## begin Given records

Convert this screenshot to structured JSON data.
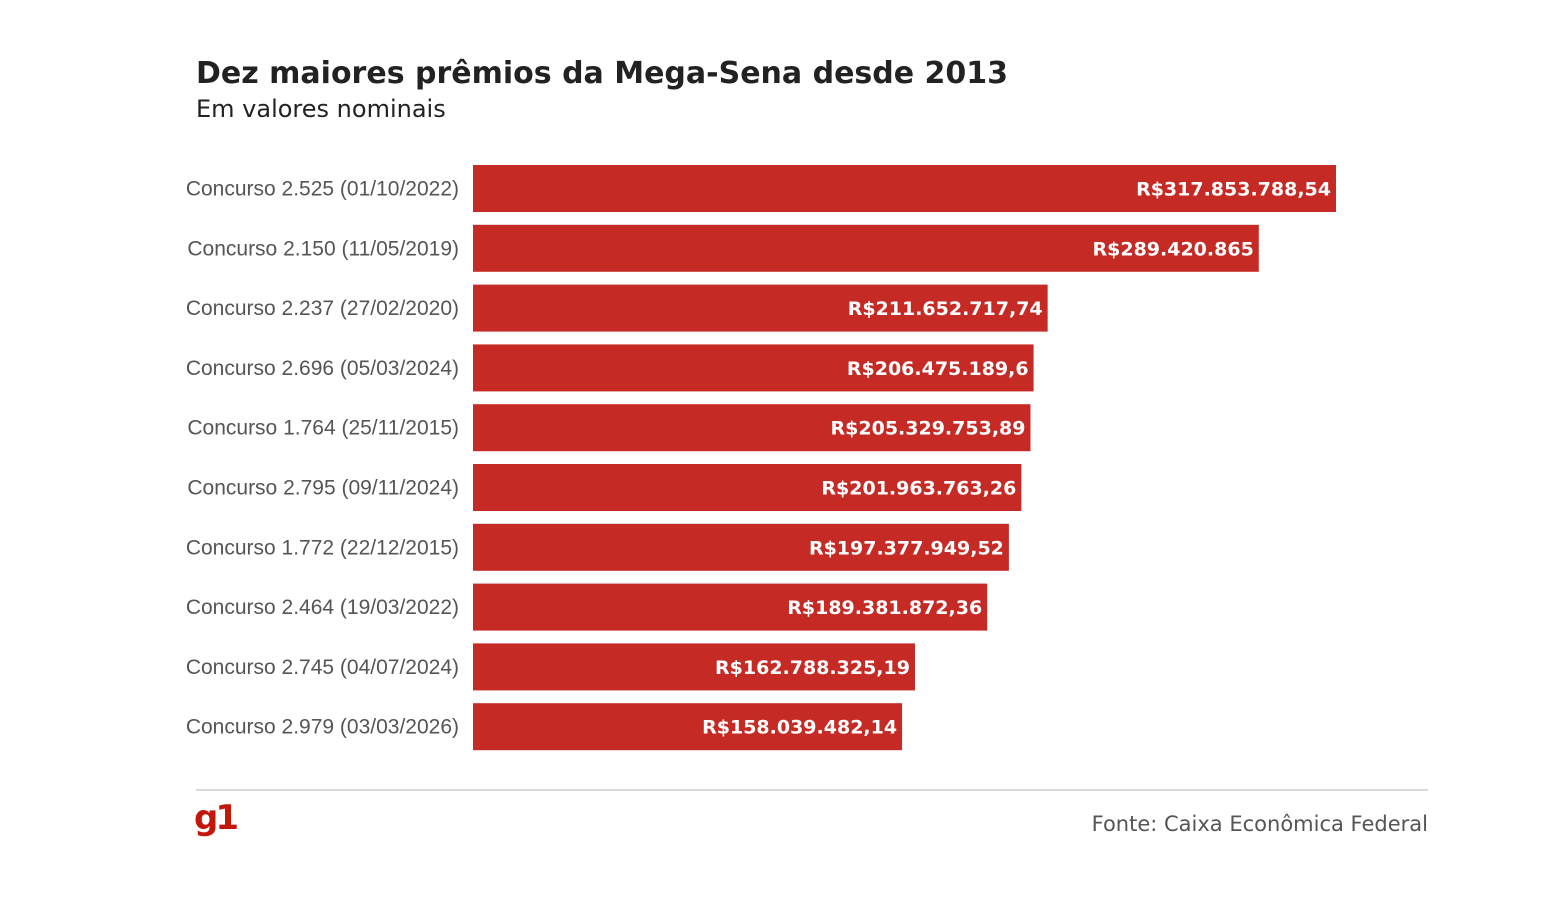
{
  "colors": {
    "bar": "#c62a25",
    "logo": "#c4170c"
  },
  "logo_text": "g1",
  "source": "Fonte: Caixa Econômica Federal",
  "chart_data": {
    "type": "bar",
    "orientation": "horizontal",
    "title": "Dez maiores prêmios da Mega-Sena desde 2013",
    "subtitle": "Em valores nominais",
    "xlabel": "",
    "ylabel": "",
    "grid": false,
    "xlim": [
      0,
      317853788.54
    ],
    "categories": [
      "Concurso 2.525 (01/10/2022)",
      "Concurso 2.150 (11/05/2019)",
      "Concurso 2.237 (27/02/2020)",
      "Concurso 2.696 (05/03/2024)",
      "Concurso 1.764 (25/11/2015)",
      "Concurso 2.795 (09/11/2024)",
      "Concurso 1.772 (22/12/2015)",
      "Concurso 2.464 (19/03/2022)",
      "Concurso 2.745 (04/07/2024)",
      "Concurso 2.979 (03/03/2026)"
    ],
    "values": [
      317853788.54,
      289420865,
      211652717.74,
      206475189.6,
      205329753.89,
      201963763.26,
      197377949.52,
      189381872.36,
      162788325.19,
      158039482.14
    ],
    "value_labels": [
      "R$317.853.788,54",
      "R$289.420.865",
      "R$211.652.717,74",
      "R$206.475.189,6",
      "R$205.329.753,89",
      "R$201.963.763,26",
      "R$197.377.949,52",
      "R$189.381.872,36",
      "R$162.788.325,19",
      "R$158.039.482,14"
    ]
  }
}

## end Given records
## begin Given records

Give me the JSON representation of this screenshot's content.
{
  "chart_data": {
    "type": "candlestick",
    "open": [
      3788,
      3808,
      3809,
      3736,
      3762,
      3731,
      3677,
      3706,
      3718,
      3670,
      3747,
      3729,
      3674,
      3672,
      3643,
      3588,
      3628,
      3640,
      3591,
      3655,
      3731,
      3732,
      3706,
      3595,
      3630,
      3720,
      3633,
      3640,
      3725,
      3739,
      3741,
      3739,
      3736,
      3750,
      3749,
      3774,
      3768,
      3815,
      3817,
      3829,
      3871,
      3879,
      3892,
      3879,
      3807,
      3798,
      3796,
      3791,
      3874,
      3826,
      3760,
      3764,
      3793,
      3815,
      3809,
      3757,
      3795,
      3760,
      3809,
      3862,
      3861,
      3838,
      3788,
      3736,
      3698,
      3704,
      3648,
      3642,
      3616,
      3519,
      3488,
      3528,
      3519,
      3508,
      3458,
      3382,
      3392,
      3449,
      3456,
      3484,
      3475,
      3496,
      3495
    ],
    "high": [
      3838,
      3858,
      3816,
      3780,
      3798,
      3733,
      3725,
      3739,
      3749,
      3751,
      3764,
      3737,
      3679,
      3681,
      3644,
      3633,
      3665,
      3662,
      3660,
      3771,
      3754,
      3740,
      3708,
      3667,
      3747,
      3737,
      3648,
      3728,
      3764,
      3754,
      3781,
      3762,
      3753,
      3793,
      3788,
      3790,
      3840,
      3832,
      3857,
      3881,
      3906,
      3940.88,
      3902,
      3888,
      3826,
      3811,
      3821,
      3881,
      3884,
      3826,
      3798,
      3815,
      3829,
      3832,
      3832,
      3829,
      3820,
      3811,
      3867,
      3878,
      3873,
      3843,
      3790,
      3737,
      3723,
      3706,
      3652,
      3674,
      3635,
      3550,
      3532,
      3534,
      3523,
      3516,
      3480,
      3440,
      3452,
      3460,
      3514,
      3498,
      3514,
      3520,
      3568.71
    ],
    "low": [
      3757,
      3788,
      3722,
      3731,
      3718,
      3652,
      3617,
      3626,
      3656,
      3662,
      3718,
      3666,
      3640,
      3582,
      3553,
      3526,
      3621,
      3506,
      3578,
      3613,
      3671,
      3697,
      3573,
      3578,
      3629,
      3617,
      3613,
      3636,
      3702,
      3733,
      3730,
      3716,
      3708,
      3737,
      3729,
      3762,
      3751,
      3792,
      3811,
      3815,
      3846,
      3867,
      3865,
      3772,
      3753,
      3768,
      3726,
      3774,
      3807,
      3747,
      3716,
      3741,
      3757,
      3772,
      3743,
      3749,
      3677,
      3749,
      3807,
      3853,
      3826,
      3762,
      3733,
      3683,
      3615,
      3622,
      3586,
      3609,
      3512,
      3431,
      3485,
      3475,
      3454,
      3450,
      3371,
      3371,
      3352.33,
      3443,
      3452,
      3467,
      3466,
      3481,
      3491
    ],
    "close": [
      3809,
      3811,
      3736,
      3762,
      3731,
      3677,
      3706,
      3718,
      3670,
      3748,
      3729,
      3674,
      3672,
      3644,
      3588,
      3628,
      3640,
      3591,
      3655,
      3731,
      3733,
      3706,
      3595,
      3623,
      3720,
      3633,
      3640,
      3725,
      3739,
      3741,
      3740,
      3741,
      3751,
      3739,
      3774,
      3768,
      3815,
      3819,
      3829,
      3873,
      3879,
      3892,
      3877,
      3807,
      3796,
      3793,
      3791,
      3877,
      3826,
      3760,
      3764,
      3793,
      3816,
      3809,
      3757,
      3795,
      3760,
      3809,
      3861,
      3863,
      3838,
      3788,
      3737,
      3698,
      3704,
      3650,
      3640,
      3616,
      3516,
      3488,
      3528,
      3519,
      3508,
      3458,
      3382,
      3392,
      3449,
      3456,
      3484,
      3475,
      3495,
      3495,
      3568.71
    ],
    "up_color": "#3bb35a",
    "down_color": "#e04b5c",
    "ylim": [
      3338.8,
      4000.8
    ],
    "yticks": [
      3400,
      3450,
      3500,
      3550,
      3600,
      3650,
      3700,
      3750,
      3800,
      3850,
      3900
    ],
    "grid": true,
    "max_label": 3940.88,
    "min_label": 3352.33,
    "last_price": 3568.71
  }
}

## end Given records

Go through the listing above and return every line where the word "this" occurs.

§ Written response:
Convert this screenshot to structured JSON data.
Give me the JSON representation of this screenshot's content.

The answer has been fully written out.